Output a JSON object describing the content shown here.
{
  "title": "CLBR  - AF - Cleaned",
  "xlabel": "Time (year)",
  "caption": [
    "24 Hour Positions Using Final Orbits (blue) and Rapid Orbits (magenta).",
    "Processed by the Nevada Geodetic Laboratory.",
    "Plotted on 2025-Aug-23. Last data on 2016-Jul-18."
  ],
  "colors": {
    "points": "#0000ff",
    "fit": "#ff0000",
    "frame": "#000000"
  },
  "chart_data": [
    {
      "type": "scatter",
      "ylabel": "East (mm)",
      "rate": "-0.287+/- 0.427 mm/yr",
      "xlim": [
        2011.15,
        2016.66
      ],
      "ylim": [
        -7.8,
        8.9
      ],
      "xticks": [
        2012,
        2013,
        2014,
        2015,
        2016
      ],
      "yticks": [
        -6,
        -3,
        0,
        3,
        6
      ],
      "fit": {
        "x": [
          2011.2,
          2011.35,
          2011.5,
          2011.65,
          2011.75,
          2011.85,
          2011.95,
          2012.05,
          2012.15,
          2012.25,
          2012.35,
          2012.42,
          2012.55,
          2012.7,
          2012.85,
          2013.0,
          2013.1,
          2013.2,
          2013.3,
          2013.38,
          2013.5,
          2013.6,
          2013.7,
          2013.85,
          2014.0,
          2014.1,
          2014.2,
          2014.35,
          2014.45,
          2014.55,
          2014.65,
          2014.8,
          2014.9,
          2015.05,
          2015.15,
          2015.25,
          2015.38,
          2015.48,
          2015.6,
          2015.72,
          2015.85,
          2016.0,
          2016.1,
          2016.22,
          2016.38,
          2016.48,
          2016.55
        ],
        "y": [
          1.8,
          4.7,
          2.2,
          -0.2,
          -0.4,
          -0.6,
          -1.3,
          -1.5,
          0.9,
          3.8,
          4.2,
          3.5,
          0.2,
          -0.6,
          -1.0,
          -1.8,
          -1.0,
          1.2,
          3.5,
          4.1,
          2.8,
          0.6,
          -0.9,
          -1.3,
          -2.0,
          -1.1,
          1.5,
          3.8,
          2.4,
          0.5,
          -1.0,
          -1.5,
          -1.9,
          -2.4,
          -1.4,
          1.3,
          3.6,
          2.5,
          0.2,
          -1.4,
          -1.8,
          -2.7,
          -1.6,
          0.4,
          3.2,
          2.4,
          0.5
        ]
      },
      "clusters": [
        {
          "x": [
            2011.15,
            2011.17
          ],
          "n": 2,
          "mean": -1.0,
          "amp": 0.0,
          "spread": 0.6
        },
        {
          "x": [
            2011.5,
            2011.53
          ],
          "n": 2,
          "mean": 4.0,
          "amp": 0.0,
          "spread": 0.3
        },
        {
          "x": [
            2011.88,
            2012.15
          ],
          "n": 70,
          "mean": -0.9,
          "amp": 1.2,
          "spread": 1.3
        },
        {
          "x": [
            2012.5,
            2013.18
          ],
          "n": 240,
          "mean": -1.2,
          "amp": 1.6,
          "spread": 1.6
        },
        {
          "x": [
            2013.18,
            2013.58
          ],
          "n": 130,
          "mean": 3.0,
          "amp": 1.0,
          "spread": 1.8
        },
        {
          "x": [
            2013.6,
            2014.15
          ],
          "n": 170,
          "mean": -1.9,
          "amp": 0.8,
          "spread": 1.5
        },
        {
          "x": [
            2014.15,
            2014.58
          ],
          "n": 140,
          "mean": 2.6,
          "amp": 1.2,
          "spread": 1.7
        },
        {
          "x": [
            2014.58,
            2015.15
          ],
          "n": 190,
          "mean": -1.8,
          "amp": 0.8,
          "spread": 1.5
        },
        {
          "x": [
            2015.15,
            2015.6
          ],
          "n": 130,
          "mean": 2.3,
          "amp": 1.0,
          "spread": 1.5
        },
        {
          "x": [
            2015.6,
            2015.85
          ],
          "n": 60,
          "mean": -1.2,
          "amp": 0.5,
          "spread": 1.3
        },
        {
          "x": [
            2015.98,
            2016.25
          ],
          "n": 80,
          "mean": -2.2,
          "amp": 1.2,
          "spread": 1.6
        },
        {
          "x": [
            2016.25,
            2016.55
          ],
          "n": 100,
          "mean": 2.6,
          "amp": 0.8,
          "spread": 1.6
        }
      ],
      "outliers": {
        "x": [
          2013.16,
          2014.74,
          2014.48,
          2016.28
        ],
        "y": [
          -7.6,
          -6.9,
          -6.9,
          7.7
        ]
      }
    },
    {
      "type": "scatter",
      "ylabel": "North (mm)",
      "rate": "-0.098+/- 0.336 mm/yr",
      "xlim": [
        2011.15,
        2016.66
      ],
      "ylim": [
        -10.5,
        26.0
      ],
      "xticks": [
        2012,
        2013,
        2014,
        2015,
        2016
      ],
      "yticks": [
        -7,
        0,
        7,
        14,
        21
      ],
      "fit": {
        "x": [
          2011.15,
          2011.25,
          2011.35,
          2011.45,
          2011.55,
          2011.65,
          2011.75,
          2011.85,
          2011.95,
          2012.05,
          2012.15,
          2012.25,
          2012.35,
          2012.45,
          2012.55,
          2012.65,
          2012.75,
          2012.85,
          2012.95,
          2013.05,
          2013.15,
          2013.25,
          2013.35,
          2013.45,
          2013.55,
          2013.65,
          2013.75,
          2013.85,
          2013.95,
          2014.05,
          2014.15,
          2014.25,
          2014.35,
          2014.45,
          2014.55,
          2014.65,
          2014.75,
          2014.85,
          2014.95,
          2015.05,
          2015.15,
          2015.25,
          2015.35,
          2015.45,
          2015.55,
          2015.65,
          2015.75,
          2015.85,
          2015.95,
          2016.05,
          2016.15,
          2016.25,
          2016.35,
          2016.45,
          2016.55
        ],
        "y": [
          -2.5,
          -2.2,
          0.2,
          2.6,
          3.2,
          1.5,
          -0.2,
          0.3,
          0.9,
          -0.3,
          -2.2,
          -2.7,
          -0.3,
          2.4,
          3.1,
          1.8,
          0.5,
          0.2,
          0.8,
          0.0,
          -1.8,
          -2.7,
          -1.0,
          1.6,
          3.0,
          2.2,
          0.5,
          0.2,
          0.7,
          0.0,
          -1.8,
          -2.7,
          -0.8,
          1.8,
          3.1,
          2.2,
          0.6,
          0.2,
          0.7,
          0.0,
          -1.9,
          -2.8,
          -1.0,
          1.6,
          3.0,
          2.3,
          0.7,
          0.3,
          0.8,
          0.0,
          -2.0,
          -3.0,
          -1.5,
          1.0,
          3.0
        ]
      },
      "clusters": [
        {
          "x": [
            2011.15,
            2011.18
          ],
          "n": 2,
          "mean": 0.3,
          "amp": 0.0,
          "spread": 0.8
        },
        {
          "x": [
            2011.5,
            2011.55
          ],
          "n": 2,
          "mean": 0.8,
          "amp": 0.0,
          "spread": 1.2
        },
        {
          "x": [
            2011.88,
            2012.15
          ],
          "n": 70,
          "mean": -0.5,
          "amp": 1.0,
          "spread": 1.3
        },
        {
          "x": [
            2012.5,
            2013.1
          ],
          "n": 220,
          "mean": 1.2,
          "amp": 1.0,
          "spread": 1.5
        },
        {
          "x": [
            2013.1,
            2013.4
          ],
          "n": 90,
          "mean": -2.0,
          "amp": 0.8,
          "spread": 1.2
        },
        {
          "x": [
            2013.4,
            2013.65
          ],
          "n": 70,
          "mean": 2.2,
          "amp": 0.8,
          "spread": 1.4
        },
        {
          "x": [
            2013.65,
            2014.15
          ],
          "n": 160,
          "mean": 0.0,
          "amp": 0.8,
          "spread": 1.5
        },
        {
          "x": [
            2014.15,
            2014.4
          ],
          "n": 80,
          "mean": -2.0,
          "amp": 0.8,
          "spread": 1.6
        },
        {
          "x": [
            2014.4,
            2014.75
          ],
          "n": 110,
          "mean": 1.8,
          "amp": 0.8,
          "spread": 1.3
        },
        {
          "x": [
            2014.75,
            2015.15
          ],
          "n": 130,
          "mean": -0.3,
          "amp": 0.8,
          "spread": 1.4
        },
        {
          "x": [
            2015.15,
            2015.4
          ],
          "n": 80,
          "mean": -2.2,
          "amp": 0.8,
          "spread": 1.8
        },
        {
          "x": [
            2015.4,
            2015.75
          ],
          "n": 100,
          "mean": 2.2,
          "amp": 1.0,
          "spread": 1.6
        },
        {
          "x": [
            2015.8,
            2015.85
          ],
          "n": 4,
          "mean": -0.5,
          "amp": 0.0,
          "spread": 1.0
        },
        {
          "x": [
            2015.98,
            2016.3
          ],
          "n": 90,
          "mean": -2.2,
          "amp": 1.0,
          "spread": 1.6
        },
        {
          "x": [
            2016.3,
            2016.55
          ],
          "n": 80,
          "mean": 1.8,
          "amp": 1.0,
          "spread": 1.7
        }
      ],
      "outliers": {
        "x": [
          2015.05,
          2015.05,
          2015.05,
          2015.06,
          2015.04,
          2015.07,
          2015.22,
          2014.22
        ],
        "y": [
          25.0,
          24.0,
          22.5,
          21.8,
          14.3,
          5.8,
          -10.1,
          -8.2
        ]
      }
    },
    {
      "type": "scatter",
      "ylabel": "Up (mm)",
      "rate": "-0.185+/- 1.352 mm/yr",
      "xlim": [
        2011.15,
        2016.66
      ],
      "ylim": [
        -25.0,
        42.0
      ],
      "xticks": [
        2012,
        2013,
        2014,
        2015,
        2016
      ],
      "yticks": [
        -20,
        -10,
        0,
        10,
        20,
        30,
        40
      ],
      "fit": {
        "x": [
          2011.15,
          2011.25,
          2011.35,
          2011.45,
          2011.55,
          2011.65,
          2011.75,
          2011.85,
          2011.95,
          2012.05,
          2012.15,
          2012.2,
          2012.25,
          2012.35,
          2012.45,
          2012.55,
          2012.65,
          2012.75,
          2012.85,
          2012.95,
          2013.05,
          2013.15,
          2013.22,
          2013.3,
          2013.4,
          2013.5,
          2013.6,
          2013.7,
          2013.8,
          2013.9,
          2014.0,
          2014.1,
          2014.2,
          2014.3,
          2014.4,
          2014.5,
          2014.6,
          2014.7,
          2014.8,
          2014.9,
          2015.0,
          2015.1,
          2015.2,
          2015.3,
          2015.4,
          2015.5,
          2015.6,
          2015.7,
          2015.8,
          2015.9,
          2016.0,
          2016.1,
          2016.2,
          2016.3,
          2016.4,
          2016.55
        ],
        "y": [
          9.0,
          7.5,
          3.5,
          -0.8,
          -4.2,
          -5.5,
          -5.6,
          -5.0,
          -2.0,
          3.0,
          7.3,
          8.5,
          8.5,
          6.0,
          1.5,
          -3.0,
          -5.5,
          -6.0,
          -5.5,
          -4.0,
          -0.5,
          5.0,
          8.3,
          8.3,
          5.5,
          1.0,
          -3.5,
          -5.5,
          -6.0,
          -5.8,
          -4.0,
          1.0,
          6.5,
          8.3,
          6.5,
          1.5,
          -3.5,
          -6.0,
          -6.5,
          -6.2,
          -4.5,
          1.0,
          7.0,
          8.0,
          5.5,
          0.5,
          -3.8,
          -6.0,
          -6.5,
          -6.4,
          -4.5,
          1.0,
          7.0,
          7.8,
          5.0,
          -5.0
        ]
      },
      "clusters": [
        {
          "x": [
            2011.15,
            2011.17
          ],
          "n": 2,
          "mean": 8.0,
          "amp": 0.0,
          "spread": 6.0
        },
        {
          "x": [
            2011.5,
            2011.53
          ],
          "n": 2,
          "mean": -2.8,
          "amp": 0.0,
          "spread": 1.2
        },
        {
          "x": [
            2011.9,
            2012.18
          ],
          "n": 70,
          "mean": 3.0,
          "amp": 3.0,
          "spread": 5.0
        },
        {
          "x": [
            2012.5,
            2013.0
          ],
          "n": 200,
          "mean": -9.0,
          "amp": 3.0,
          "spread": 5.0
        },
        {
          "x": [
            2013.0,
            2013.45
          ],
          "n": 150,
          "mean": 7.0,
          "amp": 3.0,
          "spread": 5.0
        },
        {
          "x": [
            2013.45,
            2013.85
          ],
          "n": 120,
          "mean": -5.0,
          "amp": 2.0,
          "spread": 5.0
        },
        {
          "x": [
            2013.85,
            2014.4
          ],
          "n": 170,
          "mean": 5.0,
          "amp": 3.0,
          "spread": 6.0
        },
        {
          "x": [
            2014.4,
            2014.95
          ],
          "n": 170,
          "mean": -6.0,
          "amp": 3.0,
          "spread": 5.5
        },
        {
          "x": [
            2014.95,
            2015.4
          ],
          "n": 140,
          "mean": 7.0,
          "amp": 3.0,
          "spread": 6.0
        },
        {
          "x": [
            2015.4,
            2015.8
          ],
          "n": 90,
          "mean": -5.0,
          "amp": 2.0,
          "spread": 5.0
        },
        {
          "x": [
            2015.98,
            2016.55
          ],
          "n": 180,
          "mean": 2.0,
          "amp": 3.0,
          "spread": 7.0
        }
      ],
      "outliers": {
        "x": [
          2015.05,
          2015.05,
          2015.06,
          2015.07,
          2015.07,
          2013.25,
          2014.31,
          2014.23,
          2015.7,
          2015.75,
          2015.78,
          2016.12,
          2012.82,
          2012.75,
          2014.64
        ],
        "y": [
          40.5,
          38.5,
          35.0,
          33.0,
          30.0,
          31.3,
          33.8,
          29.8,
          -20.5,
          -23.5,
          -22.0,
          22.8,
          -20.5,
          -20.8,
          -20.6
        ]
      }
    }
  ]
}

----

> **Instructions for the task**: Every line containing the string "ylabel" must be listed.

> **Task solution**:
      "ylabel": "East (mm)",
      "ylabel": "North (mm)",
      "ylabel": "Up (mm)",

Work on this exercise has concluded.